**Goal:**
From the entries below, tally how many lines contain "multiple" and report only that figure.

Lines of data:
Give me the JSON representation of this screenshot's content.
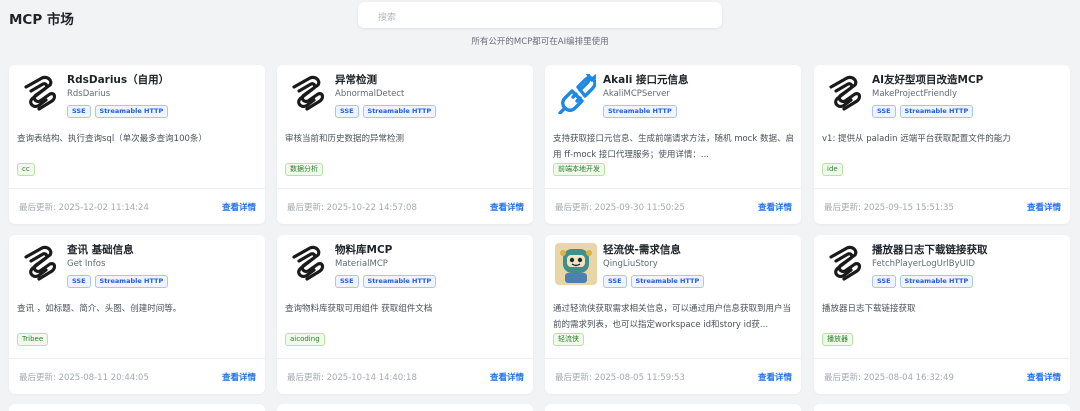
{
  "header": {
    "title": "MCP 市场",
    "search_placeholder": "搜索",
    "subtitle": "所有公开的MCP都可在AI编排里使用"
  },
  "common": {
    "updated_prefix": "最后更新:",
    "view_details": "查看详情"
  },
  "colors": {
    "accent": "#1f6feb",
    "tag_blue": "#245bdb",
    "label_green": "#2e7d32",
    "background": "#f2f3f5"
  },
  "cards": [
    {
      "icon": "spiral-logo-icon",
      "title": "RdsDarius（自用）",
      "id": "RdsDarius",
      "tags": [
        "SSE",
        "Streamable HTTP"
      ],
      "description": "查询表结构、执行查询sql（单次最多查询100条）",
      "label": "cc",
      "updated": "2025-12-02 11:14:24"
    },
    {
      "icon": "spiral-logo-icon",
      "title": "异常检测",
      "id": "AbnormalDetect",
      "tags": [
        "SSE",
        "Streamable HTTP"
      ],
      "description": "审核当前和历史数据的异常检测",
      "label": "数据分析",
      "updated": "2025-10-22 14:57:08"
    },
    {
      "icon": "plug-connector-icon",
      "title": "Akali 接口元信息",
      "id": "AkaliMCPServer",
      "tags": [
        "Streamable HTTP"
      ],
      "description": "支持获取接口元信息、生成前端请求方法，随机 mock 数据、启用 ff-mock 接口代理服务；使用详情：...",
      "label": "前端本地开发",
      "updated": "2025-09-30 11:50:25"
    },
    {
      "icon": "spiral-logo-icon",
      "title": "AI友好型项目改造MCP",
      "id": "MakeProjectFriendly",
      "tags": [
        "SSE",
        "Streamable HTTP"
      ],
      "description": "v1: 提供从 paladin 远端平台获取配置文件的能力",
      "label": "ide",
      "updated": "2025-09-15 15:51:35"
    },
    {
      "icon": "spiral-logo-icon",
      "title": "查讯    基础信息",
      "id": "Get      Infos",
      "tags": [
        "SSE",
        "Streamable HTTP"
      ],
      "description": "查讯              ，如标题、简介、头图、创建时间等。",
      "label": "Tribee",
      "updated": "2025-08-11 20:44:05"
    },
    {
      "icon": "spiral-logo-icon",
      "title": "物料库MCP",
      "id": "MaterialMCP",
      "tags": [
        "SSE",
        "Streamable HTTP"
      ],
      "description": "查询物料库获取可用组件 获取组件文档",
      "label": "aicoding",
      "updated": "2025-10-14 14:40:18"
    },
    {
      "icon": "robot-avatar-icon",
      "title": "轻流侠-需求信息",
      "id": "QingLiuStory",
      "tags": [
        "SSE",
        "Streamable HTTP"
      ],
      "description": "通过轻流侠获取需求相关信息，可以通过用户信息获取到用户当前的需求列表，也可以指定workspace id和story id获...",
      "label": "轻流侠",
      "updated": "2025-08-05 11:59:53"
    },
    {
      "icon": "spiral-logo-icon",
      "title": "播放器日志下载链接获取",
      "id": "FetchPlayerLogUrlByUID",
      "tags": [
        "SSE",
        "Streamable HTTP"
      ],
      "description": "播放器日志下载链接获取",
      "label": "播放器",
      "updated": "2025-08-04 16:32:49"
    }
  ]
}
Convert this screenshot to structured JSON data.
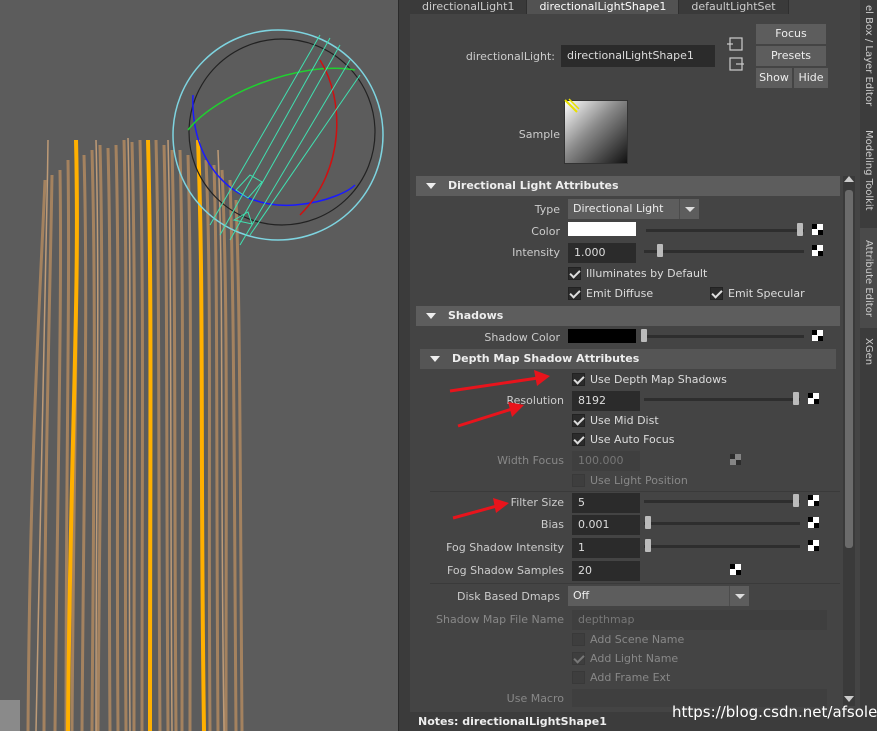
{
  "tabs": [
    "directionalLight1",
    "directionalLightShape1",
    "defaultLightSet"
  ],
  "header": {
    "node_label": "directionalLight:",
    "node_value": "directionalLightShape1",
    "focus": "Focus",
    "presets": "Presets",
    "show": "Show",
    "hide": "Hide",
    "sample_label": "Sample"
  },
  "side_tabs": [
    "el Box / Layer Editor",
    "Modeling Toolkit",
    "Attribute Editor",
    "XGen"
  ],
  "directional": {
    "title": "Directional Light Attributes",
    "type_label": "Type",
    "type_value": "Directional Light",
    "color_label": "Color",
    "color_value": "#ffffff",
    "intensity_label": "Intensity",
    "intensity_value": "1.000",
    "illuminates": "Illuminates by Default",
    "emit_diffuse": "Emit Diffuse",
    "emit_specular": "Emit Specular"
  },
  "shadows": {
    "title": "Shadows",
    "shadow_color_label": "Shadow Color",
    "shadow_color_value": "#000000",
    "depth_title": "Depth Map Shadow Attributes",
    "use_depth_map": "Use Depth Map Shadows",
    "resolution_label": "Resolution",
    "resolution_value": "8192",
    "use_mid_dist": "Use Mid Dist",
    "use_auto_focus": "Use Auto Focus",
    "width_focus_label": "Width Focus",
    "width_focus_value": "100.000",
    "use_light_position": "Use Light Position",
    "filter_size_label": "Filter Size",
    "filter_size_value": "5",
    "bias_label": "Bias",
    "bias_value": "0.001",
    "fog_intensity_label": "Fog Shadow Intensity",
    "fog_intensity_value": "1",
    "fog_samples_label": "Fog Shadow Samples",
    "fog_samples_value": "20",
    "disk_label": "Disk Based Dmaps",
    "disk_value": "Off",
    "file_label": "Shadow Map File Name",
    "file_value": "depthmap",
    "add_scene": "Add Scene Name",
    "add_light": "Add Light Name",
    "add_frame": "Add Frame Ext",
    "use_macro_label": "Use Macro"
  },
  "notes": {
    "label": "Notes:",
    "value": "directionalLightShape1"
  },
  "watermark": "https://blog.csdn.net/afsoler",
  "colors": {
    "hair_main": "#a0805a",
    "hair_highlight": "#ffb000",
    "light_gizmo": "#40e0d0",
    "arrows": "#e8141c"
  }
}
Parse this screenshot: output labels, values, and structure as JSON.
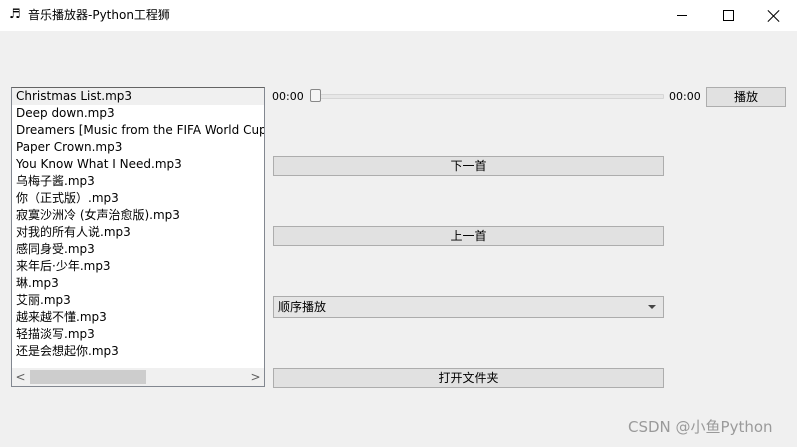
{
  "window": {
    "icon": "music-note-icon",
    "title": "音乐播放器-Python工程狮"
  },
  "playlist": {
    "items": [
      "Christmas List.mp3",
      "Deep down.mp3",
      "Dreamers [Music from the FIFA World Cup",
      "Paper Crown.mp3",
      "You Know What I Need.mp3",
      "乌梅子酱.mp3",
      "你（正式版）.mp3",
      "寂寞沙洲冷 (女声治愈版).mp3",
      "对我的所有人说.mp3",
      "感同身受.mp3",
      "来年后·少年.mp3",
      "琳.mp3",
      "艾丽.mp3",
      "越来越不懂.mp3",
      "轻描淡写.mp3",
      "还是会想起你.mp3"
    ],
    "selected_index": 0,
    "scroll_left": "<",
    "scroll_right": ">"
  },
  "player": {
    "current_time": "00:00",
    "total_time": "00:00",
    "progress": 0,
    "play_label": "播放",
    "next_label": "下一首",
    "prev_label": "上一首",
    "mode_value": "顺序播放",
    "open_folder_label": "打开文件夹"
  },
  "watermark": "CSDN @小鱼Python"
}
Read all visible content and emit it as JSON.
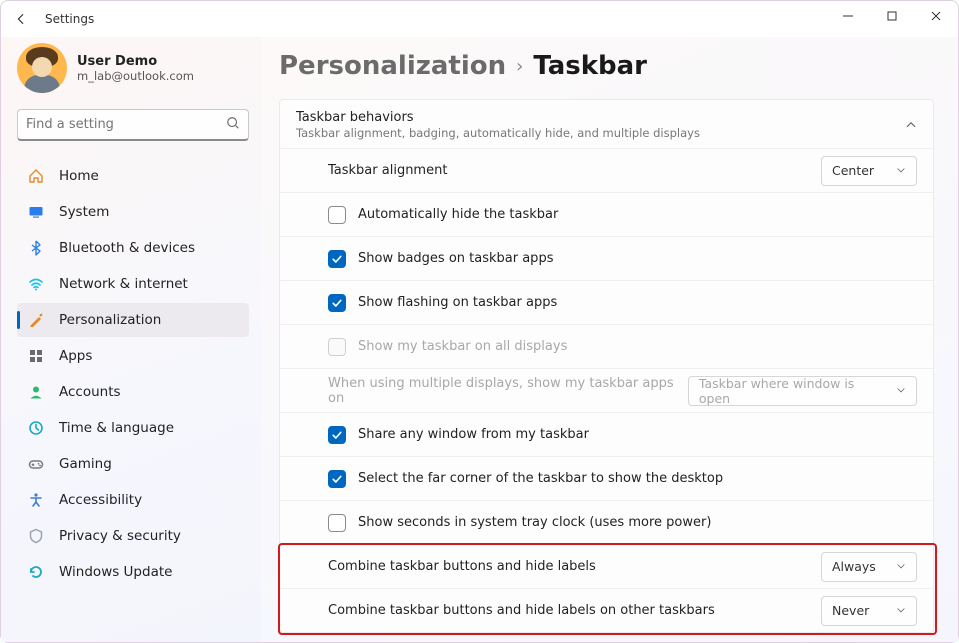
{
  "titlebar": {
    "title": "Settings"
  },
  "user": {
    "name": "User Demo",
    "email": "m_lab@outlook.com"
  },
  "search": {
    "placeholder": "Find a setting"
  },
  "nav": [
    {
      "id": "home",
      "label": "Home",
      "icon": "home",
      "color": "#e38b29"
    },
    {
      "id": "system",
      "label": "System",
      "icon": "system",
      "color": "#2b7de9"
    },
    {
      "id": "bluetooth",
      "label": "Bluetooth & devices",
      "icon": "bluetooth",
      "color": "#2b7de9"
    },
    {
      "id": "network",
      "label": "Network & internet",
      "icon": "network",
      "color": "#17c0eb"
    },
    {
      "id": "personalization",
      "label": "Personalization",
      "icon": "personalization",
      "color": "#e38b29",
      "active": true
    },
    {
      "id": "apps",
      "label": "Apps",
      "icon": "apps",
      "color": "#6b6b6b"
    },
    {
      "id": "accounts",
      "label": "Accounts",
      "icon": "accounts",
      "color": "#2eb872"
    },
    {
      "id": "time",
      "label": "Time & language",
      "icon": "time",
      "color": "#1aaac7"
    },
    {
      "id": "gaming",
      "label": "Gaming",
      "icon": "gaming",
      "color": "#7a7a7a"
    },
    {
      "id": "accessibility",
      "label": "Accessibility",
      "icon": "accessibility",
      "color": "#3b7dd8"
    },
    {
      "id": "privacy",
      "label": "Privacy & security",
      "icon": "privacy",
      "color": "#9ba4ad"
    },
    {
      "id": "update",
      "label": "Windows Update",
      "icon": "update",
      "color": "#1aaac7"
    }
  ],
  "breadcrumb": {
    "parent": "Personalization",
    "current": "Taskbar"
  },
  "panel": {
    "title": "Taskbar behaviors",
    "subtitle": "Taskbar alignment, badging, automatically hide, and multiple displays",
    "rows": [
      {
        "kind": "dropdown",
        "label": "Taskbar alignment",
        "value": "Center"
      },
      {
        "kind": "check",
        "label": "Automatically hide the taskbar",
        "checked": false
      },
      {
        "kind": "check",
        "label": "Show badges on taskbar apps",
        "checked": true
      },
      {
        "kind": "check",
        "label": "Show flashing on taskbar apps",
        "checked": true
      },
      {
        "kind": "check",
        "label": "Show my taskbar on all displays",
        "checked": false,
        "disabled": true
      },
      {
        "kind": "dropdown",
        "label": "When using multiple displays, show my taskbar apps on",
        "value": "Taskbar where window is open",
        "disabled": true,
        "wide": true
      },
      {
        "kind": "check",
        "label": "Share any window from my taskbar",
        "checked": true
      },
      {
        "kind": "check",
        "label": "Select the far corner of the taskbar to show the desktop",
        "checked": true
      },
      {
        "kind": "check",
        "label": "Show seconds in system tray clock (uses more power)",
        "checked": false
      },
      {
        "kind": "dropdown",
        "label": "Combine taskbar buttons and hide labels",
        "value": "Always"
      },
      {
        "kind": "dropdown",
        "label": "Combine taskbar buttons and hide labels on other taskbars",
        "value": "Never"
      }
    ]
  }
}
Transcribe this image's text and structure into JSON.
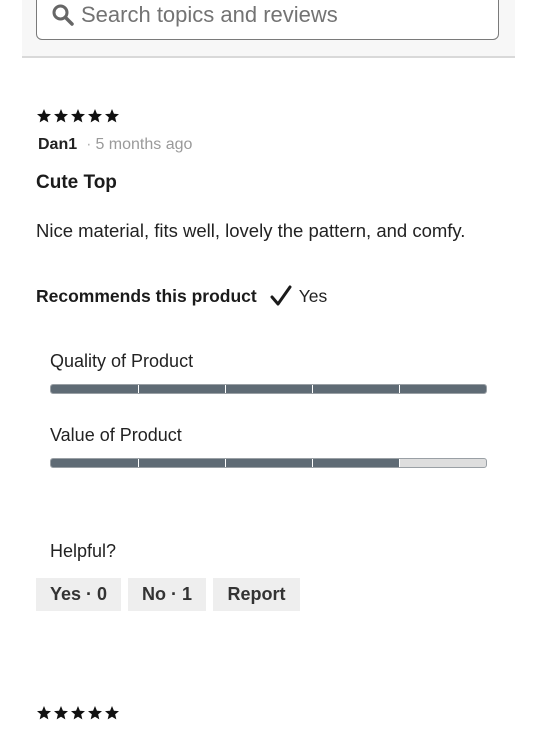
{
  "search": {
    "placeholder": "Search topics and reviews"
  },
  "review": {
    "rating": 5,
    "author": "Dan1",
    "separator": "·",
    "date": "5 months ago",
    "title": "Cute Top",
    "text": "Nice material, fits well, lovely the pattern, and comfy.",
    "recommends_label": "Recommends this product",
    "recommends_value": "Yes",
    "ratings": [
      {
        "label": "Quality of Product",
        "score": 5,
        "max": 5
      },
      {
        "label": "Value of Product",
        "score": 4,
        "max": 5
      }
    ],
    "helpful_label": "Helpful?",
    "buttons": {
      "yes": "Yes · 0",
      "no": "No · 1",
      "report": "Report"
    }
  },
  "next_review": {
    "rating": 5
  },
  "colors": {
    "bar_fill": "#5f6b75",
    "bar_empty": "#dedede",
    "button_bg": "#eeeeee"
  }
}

**Result below:**
2